Box coordinate listings:

———

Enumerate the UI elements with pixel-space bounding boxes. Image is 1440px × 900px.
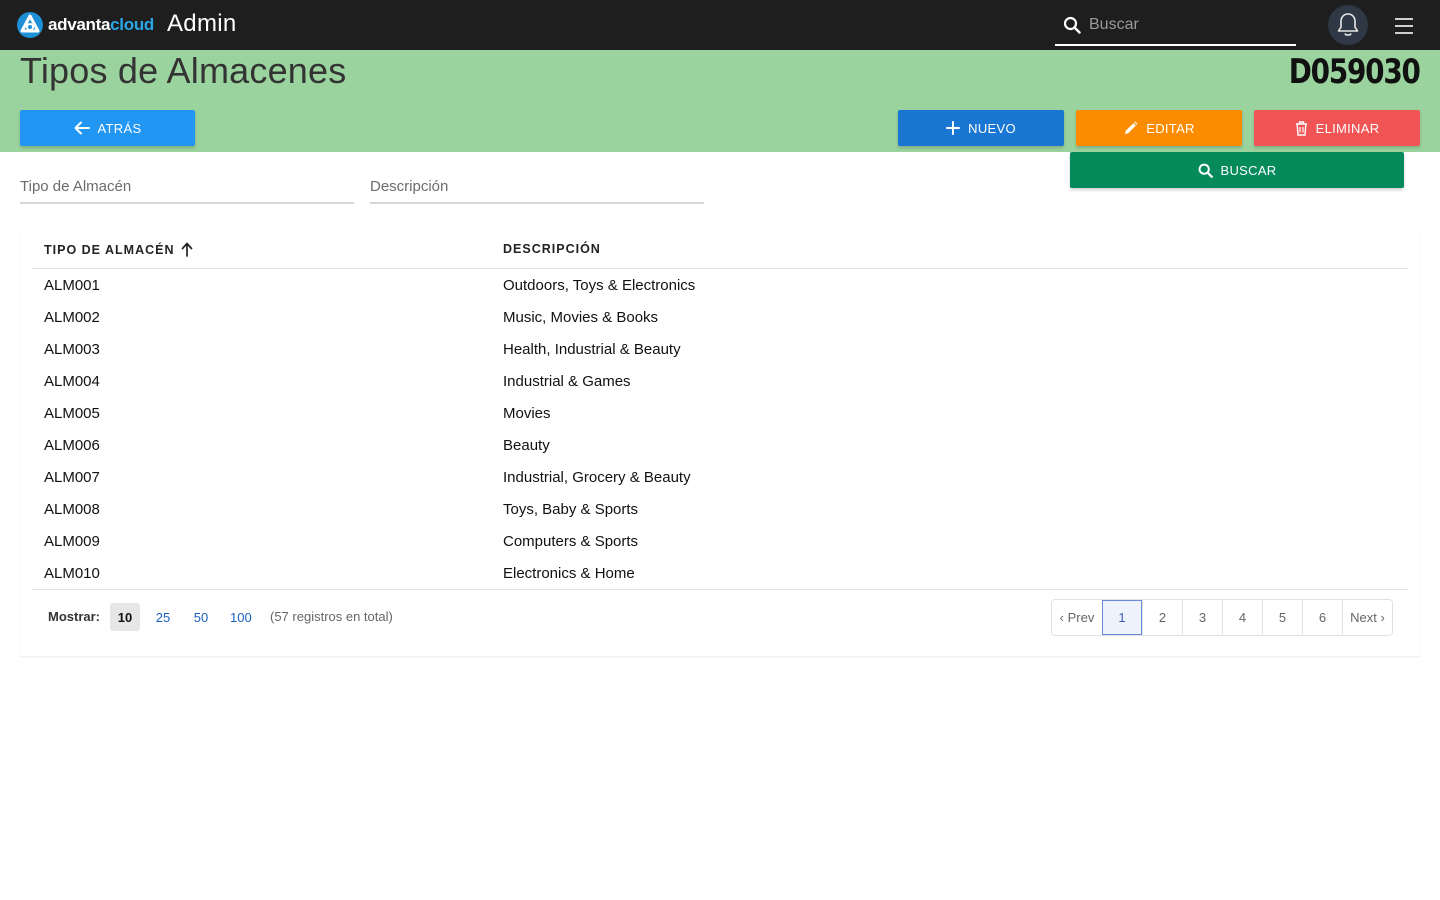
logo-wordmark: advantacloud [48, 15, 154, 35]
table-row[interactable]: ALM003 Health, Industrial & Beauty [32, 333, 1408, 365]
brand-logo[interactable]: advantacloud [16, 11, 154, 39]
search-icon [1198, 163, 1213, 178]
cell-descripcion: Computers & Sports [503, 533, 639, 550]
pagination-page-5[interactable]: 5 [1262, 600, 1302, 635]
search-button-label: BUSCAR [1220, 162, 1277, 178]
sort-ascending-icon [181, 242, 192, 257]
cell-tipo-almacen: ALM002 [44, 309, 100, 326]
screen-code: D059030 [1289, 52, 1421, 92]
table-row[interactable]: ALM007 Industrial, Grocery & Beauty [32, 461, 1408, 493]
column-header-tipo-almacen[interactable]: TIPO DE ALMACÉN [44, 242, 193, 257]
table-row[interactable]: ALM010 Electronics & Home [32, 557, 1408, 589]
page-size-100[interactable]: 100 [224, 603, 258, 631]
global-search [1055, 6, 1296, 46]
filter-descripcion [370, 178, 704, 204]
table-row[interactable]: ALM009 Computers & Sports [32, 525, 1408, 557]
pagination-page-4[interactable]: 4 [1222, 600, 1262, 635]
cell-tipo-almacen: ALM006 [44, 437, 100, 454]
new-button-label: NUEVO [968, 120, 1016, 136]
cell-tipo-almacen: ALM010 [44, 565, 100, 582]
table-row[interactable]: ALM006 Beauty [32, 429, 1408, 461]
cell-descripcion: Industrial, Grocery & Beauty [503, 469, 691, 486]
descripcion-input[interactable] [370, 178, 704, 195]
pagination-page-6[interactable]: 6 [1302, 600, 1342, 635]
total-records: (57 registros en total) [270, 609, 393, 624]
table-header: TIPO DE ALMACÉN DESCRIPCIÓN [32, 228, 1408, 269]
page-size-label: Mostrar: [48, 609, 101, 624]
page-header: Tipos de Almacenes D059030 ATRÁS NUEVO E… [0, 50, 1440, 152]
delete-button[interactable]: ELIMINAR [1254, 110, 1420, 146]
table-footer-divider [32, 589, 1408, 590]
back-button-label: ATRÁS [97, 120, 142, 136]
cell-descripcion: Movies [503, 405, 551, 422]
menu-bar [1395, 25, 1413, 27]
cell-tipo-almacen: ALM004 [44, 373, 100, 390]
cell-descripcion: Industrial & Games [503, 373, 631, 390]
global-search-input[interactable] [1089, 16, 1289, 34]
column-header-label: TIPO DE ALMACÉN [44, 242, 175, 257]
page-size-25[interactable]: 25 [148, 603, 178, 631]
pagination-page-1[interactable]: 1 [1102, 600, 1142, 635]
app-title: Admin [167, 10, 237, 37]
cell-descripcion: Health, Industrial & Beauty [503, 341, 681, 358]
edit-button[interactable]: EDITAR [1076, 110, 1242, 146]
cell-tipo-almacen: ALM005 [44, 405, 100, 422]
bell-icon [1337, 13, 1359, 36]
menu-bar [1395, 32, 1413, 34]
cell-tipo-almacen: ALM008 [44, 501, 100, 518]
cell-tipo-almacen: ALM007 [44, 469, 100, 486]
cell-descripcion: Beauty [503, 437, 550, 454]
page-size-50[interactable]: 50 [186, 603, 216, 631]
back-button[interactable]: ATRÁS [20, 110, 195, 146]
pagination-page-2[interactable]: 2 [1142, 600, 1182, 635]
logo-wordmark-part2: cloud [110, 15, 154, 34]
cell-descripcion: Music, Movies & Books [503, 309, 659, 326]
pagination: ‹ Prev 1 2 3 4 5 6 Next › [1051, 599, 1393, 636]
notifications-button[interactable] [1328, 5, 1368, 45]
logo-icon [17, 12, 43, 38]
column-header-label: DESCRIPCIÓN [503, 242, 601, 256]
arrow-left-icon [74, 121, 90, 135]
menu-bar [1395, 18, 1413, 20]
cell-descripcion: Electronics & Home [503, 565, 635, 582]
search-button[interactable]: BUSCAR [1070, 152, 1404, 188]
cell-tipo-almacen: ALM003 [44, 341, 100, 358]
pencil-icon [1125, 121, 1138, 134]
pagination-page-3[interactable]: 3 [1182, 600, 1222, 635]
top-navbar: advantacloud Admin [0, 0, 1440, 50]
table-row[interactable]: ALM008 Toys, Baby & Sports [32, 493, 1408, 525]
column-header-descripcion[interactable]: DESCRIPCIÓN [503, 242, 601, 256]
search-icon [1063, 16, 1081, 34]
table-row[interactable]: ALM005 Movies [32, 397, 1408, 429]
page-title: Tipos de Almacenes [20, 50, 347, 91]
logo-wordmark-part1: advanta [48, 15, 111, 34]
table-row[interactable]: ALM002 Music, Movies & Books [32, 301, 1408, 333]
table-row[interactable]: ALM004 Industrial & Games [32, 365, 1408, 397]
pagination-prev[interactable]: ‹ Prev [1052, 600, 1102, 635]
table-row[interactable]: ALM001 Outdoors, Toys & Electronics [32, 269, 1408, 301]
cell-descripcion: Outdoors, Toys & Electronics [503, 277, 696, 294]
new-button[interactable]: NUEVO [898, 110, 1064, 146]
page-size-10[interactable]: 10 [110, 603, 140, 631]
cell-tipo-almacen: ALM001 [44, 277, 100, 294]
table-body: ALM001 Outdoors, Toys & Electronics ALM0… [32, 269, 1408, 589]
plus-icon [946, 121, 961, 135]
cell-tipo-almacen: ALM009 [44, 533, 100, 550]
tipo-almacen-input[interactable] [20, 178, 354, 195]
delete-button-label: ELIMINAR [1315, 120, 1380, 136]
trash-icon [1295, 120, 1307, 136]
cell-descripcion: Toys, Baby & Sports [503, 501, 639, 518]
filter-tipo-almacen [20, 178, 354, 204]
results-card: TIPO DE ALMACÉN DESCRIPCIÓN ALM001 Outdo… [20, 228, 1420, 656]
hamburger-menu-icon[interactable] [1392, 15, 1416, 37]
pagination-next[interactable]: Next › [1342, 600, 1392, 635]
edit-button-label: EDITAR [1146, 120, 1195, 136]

———

# EXERCISE OBJECTIVE
Convert every line of the records above into a Markdown table with the columns Row and Listing line, numbering the rows in order and skipping blank lines. Omit the pictures.

# SOLUTION TO THE PROBLEM
| Row | Listing line |
|---|---|
| 1 | Enumerate the UI elements with pixel-space bounding boxes. Image is 1440px × 900px. |
| 2 | logo-wordmark: advantacloud [48, 15, 154, 35] |
| 3 | table-row[interactable]: ALM003 Health, Industrial & Beauty [32, 333, 1408, 365] |
| 4 | brand-logo[interactable]: advantacloud [16, 11, 154, 39] |
| 5 | search-icon [1198, 163, 1213, 178] |
| 6 | cell-descripcion: Computers & Sports [503, 533, 639, 550] |
| 7 | pagination-page-5[interactable]: 5 [1262, 600, 1302, 635] |
| 8 | search-button-label: BUSCAR [1220, 162, 1277, 178] |
| 9 | sort-ascending-icon [181, 242, 192, 257] |
| 10 | cell-tipo-almacen: ALM002 [44, 309, 100, 326] |
| 11 | screen-code: D059030 [1289, 52, 1421, 92] |
| 12 | table-row[interactable]: ALM007 Industrial, Grocery & Beauty [32, 461, 1408, 493] |
| 13 | column-header-tipo-almacen[interactable]: TIPO DE ALMACÉN [44, 242, 193, 257] |
| 14 | table-row[interactable]: ALM010 Electronics & Home [32, 557, 1408, 589] |
| 15 | page-size-100[interactable]: 100 [224, 603, 258, 631] |
| 16 | global-search [1055, 6, 1296, 46] |
| 17 | filter-descripcion [370, 178, 704, 204] |
| 18 | table-row[interactable]: ALM009 Computers & Sports [32, 525, 1408, 557] |
| 19 | pagination-page-4[interactable]: 4 [1222, 600, 1262, 635] |
| 20 | cell-tipo-almacen: ALM006 [44, 437, 100, 454] |
| 21 | new-button-label: NUEVO [968, 120, 1016, 136] |
| 22 | cell-tipo-almacen: ALM010 [44, 565, 100, 582] |
| 23 | table-row[interactable]: ALM006 Beauty [32, 429, 1408, 461] |
| 24 | cell-descripcion: Industrial, Grocery & Beauty [503, 469, 691, 486] |
| 25 | descripcion-input[interactable] [370, 178, 704, 195] |
| 26 | pagination-page-6[interactable]: 6 [1302, 600, 1342, 635] |
| 27 | total-records: (57 registros en total) [270, 609, 393, 624] |
| 28 | table-header: TIPO DE ALMACÉN DESCRIPCIÓN [32, 228, 1408, 269] |
| 29 | page-size-label: Mostrar: [48, 609, 101, 624] |
| 30 | page-header: Tipos de Almacenes D059030 ATRÁS NUEVO E… [0, 50, 1440, 152] |
| 31 | delete-button[interactable]: ELIMINAR [1254, 110, 1420, 146] |
| 32 | table-footer-divider [32, 589, 1408, 590] |
| 33 | back-button-label: ATRÁS [97, 120, 142, 136] |
| 34 | cell-descripcion: Movies [503, 405, 551, 422] |
| 35 | menu-bar [1395, 25, 1413, 27] |
| 36 | cell-tipo-almacen: ALM004 [44, 373, 100, 390] |
| 37 | cell-descripcion: Industrial & Games [503, 373, 631, 390] |
| 38 | global-search-input[interactable] [1089, 16, 1289, 34] |
| 39 | column-header-label: TIPO DE ALMACÉN [44, 242, 175, 257] |
| 40 | page-size-25[interactable]: 25 [148, 603, 178, 631] |
| 41 | pagination-page-1[interactable]: 1 [1102, 600, 1142, 635] |
| 42 | app-title: Admin [167, 10, 237, 37] |
| 43 | cell-descripcion: Health, Industrial & Beauty [503, 341, 681, 358] |
| 44 | edit-button[interactable]: EDITAR [1076, 110, 1242, 146] |
| 45 | cell-tipo-almacen: ALM005 [44, 405, 100, 422] |
| 46 | bell-icon [1337, 13, 1359, 36] |
| 47 | menu-bar [1395, 32, 1413, 34] |
| 48 | cell-tipo-almacen: ALM008 [44, 501, 100, 518] |
| 49 | cell-tipo-almacen: ALM007 [44, 469, 100, 486] |
| 50 | cell-descripcion: Beauty [503, 437, 550, 454] |
| 51 | page-size-50[interactable]: 50 [186, 603, 216, 631] |
| 52 | back-button[interactable]: ATRÁS [20, 110, 195, 146] |
| 53 | pagination-page-2[interactable]: 2 [1142, 600, 1182, 635] |
| 54 | logo-wordmark-part2: cloud [110, 15, 154, 34] |
| 55 | cell-descripcion: Music, Movies & Books [503, 309, 659, 326] |
| 56 | pagination: ‹ Prev 1 2 3 4 5 6 Next › [1051, 599, 1393, 636] |
| 57 | notifications-button[interactable] [1328, 5, 1368, 45] |
| 58 | logo-icon [17, 12, 43, 38] |
| 59 | column-header-label: DESCRIPCIÓN [503, 242, 601, 256] |
| 60 | arrow-left-icon [74, 121, 90, 135] |
| 61 | menu-bar [1395, 18, 1413, 20] |
| 62 | cell-descripcion: Electronics & Home [503, 565, 635, 582] |
| 63 | search-button[interactable]: BUSCAR [1070, 152, 1404, 188] |
| 64 | cell-tipo-almacen: ALM003 [44, 341, 100, 358] |
| 65 | pencil-icon [1125, 121, 1138, 134] |
| 66 | pagination-page-3[interactable]: 3 [1182, 600, 1222, 635] |
| 67 | top-navbar: advantacloud Admin [0, 0, 1440, 50] |
| 68 | table-row[interactable]: ALM008 Toys, Baby & Sports [32, 493, 1408, 525] |
| 69 | column-header-descripcion[interactable]: DESCRIPCIÓN [503, 242, 601, 256] |
| 70 | search-icon [1063, 16, 1081, 34] |
| 71 | table-row[interactable]: ALM005 Movies [32, 397, 1408, 429] |
| 72 | page-title: Tipos de Almacenes [20, 50, 347, 91] |
| 73 | logo-wordmark-part1: advanta [48, 15, 111, 34] |
| 74 | table-row[interactable]: ALM002 Music, Movies & Books [32, 301, 1408, 333] |
| 75 | table-row[interactable]: ALM004 Industrial & Games [32, 365, 1408, 397] |
| 76 | pagination-prev[interactable]: ‹ Prev [1052, 600, 1102, 635] |
| 77 | table-row[interactable]: ALM001 Outdoors, Toys & Electronics [32, 269, 1408, 301] |
| 78 | cell-descripcion: Outdoors, Toys & Electronics [503, 277, 696, 294] |
| 79 | new-button[interactable]: NUEVO [898, 110, 1064, 146] |
| 80 | page-size-10[interactable]: 10 [110, 603, 140, 631] |
| 81 | cell-tipo-almacen: ALM001 [44, 277, 100, 294] |
| 82 | table-body: ALM001 Outdoors, Toys & Electronics ALM0… [32, 269, 1408, 589] |
| 83 | plus-icon [946, 121, 961, 135] |
| 84 | cell-tipo-almacen: ALM009 [44, 533, 100, 550] |
| 85 | tipo-almacen-input[interactable] [20, 178, 354, 195] |
| 86 | delete-button-label: ELIMINAR [1315, 120, 1380, 136] |
| 87 | trash-icon [1295, 120, 1307, 136] |
| 88 | cell-descripcion: Toys, Baby & Sports [503, 501, 639, 518] |
| 89 | filter-tipo-almacen [20, 178, 354, 204] |
| 90 | results-card: TIPO DE ALMACÉN DESCRIPCIÓN ALM001 Outdo… [20, 228, 1420, 656] |
| 91 | hamburger-menu-icon[interactable] [1392, 15, 1416, 37] |
| 92 | pagination-next[interactable]: Next › [1342, 600, 1392, 635] |
| 93 | edit-button-label: EDITAR [1146, 120, 1195, 136] |